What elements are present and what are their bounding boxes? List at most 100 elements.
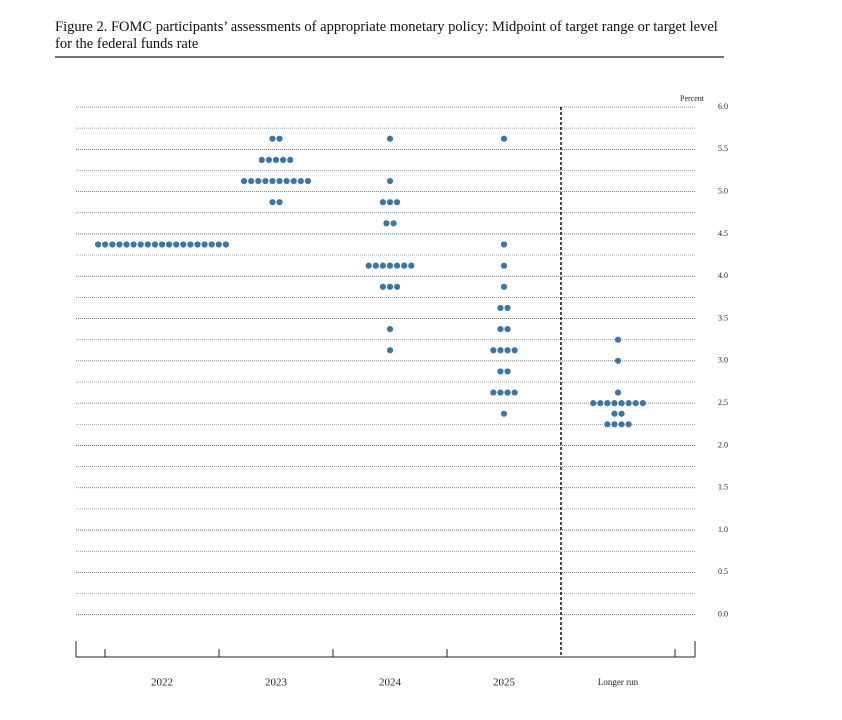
dot bbox=[379, 199, 386, 206]
y-tick-label: 5.5 bbox=[718, 144, 728, 153]
dot bbox=[272, 156, 280, 163]
dot bbox=[597, 400, 604, 407]
dot bbox=[290, 177, 297, 185]
dot bbox=[500, 283, 508, 290]
dot bbox=[611, 400, 618, 407]
dot bbox=[390, 220, 397, 227]
dot bbox=[262, 177, 269, 185]
y-tick-label: 0.5 bbox=[718, 567, 728, 576]
dot bbox=[639, 400, 646, 407]
dot bbox=[283, 177, 290, 185]
dot bbox=[490, 389, 497, 396]
dot bbox=[394, 262, 401, 269]
y-tick-label: 6.0 bbox=[718, 102, 728, 111]
y-tick-label: 2.0 bbox=[718, 440, 728, 449]
dot bbox=[276, 135, 283, 142]
dot bbox=[504, 304, 511, 312]
dot bbox=[269, 199, 276, 206]
dot bbox=[215, 241, 222, 248]
dot bbox=[500, 241, 508, 248]
dot bbox=[511, 347, 518, 354]
dot bbox=[287, 156, 294, 163]
dot bbox=[130, 241, 137, 248]
dot bbox=[222, 241, 229, 248]
dot bbox=[632, 400, 639, 407]
dot bbox=[201, 241, 208, 248]
dot bbox=[394, 283, 401, 290]
dot bbox=[500, 262, 508, 269]
dot bbox=[123, 241, 130, 248]
dot bbox=[504, 389, 511, 396]
dot bbox=[276, 177, 283, 185]
dot bbox=[109, 241, 116, 248]
y-tick-label: 1.5 bbox=[718, 483, 728, 492]
dot bbox=[297, 177, 304, 185]
y-tick-label: 0.0 bbox=[718, 610, 728, 619]
dot bbox=[116, 241, 123, 248]
x-tick-label: 2022 bbox=[151, 677, 173, 689]
dot bbox=[618, 410, 625, 417]
chart-title: Figure 2. FOMC participants’ assessments… bbox=[55, 19, 718, 52]
dot bbox=[490, 347, 497, 354]
y-tick-label: 1.0 bbox=[718, 525, 728, 534]
dot bbox=[504, 368, 511, 375]
y-tick-label: 5.0 bbox=[718, 186, 728, 195]
dot bbox=[511, 389, 518, 396]
dot bbox=[500, 135, 508, 142]
dot bbox=[144, 241, 151, 248]
dot bbox=[280, 156, 287, 163]
dot bbox=[269, 177, 276, 185]
dot bbox=[500, 410, 508, 417]
dot bbox=[187, 241, 194, 248]
dot bbox=[258, 156, 265, 163]
dot bbox=[372, 262, 379, 269]
dot bbox=[386, 347, 394, 354]
dot bbox=[611, 410, 618, 417]
dot bbox=[408, 262, 415, 269]
dot bbox=[265, 156, 272, 163]
dot bbox=[386, 326, 394, 333]
dot bbox=[102, 241, 109, 248]
dot bbox=[504, 326, 511, 333]
dot bbox=[208, 241, 215, 248]
dot bbox=[604, 421, 611, 428]
dot bbox=[365, 262, 372, 269]
dot bbox=[379, 262, 386, 269]
dot bbox=[386, 177, 394, 185]
dot bbox=[611, 421, 618, 428]
dot bbox=[614, 336, 622, 343]
dot bbox=[614, 389, 622, 396]
y-tick-label: 3.5 bbox=[718, 313, 728, 322]
x-tick-label: 2023 bbox=[265, 677, 288, 689]
dot bbox=[625, 421, 632, 428]
dot bbox=[497, 326, 504, 333]
dot bbox=[386, 199, 394, 206]
dot bbox=[173, 241, 180, 248]
dot bbox=[618, 400, 625, 407]
dot bbox=[276, 199, 283, 206]
dot bbox=[497, 389, 504, 396]
dot bbox=[394, 199, 401, 206]
dot bbox=[166, 241, 173, 248]
y-tick-label: 3.0 bbox=[718, 356, 728, 365]
dot bbox=[504, 347, 511, 354]
dot bbox=[269, 135, 276, 142]
dot bbox=[618, 421, 625, 428]
dot bbox=[151, 241, 158, 248]
dot bbox=[137, 241, 144, 248]
dot bbox=[248, 177, 255, 185]
y-axis-label: Percent bbox=[680, 94, 705, 103]
dot bbox=[401, 262, 408, 269]
dot bbox=[386, 262, 394, 269]
dot bbox=[194, 241, 201, 248]
dot bbox=[304, 177, 312, 185]
dot bbox=[625, 400, 632, 407]
dot bbox=[95, 241, 102, 248]
x-tick-label: 2024 bbox=[379, 677, 402, 689]
dot bbox=[240, 177, 248, 185]
dot bbox=[590, 400, 597, 407]
dot bbox=[386, 283, 394, 290]
dot bbox=[604, 400, 611, 407]
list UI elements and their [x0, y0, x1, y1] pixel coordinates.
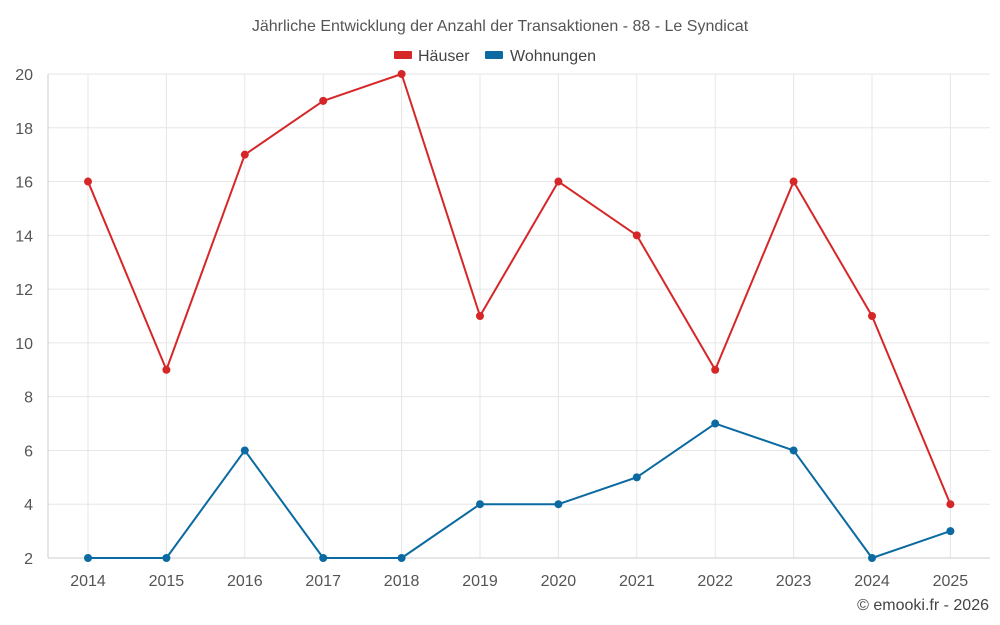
x-tick-label: 2016	[227, 573, 263, 590]
data-point[interactable]	[240, 446, 249, 455]
legend-swatch	[485, 51, 503, 59]
data-point[interactable]	[319, 554, 328, 562]
data-point[interactable]	[240, 150, 249, 159]
data-point[interactable]	[554, 177, 563, 186]
series-line	[87, 73, 952, 505]
legend: Häuser Wohnungen	[394, 48, 596, 65]
data-point[interactable]	[162, 365, 171, 374]
series-1	[84, 419, 955, 562]
y-tick-label: 10	[15, 336, 33, 353]
data-point[interactable]	[946, 500, 955, 509]
data-point[interactable]	[397, 554, 406, 562]
data-point[interactable]	[789, 177, 798, 186]
legend-label: Wohnungen	[510, 48, 596, 65]
legend-label: Häuser	[418, 48, 470, 65]
y-tick-label: 18	[15, 121, 33, 138]
data-point[interactable]	[84, 177, 92, 186]
data-point[interactable]	[632, 231, 641, 240]
legend-item[interactable]: Wohnungen	[485, 48, 596, 65]
axes	[47, 74, 990, 559]
x-tick-label: 2021	[619, 573, 655, 590]
data-point[interactable]	[789, 446, 798, 455]
legend-item[interactable]: Häuser	[394, 48, 470, 65]
series-0	[84, 70, 955, 509]
data-point[interactable]	[476, 312, 484, 320]
data-point[interactable]	[946, 527, 955, 536]
data-point[interactable]	[319, 96, 328, 105]
x-tick-label: 2024	[854, 573, 890, 590]
x-tick-label: 2019	[462, 573, 498, 590]
y-tick-label: 6	[24, 443, 33, 460]
x-tick-label: 2025	[933, 573, 969, 590]
data-point[interactable]	[84, 554, 92, 562]
x-tick-label: 2014	[70, 573, 106, 590]
data-point[interactable]	[162, 554, 171, 562]
data-point[interactable]	[632, 473, 641, 482]
y-gridlines	[48, 73, 990, 559]
y-tick-label: 8	[24, 390, 33, 407]
x-tick-label: 2017	[305, 573, 341, 590]
y-tick-label: 16	[15, 175, 33, 192]
x-tick-label: 2020	[541, 573, 577, 590]
chart-title: Jährliche Entwicklung der Anzahl der Tra…	[252, 18, 749, 35]
data-point[interactable]	[397, 70, 406, 78]
data-point[interactable]	[476, 500, 484, 509]
data-point[interactable]	[868, 554, 876, 562]
legend-swatch	[394, 51, 412, 59]
x-tick-label: 2022	[697, 573, 733, 590]
data-point[interactable]	[711, 419, 720, 428]
data-point[interactable]	[868, 312, 876, 320]
y-axis-tick-labels: 2 4 6 8 10 12 14 16 18 20	[15, 67, 33, 568]
data-point[interactable]	[554, 500, 563, 509]
x-tick-label: 2018	[384, 573, 420, 590]
x-gridlines	[87, 74, 951, 558]
credit-text: © emooki.fr - 2026	[857, 597, 989, 614]
y-tick-label: 2	[24, 551, 33, 568]
series-line	[88, 422, 951, 559]
series-group	[84, 70, 955, 562]
x-tick-label: 2015	[149, 573, 185, 590]
x-tick-label: 2023	[776, 573, 812, 590]
x-axis-tick-labels: 2014 2015 2016 2017 2018 2019 2020 2021 2022 2023…	[70, 573, 968, 590]
y-tick-label: 4	[24, 497, 33, 514]
y-tick-label: 20	[15, 67, 33, 84]
y-tick-label: 14	[15, 228, 33, 245]
data-point[interactable]	[711, 365, 720, 374]
y-tick-label: 12	[15, 282, 33, 299]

◆ ◆ ◆ ◆ ◆ ◆ ◆

Rename "y-tick-label" to "y-axis label" in the lines starting with the line containing "dot bbox=[379, 199, 386, 206]" and going on through the line containing "dot bbox=[500, 241, 508, 248]", and leave everything else unchanged. Give only those lines.

# OUTPUT FOR THIS TASK
dot bbox=[379, 199, 386, 206]
y-axis label: 5.5 bbox=[718, 144, 728, 153]
dot bbox=[272, 156, 280, 163]
dot bbox=[597, 400, 604, 407]
dot bbox=[290, 177, 297, 185]
dot bbox=[500, 283, 508, 290]
dot bbox=[611, 400, 618, 407]
dot bbox=[390, 220, 397, 227]
dot bbox=[262, 177, 269, 185]
y-axis label: 0.5 bbox=[718, 567, 728, 576]
dot bbox=[639, 400, 646, 407]
dot bbox=[283, 177, 290, 185]
dot bbox=[490, 389, 497, 396]
dot bbox=[394, 262, 401, 269]
y-axis label: 6.0 bbox=[718, 102, 728, 111]
y-axis label: 2.0 bbox=[718, 440, 728, 449]
dot bbox=[276, 135, 283, 142]
dot bbox=[504, 304, 511, 312]
dot bbox=[269, 199, 276, 206]
dot bbox=[215, 241, 222, 248]
dot bbox=[500, 241, 508, 248]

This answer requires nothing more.